*STATED PROBLEM:* Can you output the records below exactly as they are written?

*ITEMS:*
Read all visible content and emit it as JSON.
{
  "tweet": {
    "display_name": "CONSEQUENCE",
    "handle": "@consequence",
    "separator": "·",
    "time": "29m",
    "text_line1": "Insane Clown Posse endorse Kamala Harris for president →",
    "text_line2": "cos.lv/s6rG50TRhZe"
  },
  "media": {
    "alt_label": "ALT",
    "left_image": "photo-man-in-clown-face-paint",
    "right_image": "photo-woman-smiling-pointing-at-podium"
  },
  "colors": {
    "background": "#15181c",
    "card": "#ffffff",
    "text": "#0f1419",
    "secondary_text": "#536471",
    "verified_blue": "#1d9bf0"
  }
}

*THE REPLY:*
Read all visible content and emit it as JSON.
{
  "tweet": {
    "display_name": "CONSEQUENCE",
    "handle": "@consequence",
    "separator": "·",
    "time": "29m",
    "text_line1": "Insane Clown Posse endorse Kamala Harris for president →",
    "text_line2": "cos.lv/s6rG50TRhZe"
  },
  "media": {
    "alt_label": "ALT",
    "left_image": "photo-man-in-clown-face-paint",
    "right_image": "photo-woman-smiling-pointing-at-podium"
  },
  "colors": {
    "background": "#15181c",
    "card": "#ffffff",
    "text": "#0f1419",
    "secondary_text": "#536471",
    "verified_blue": "#1d9bf0"
  }
}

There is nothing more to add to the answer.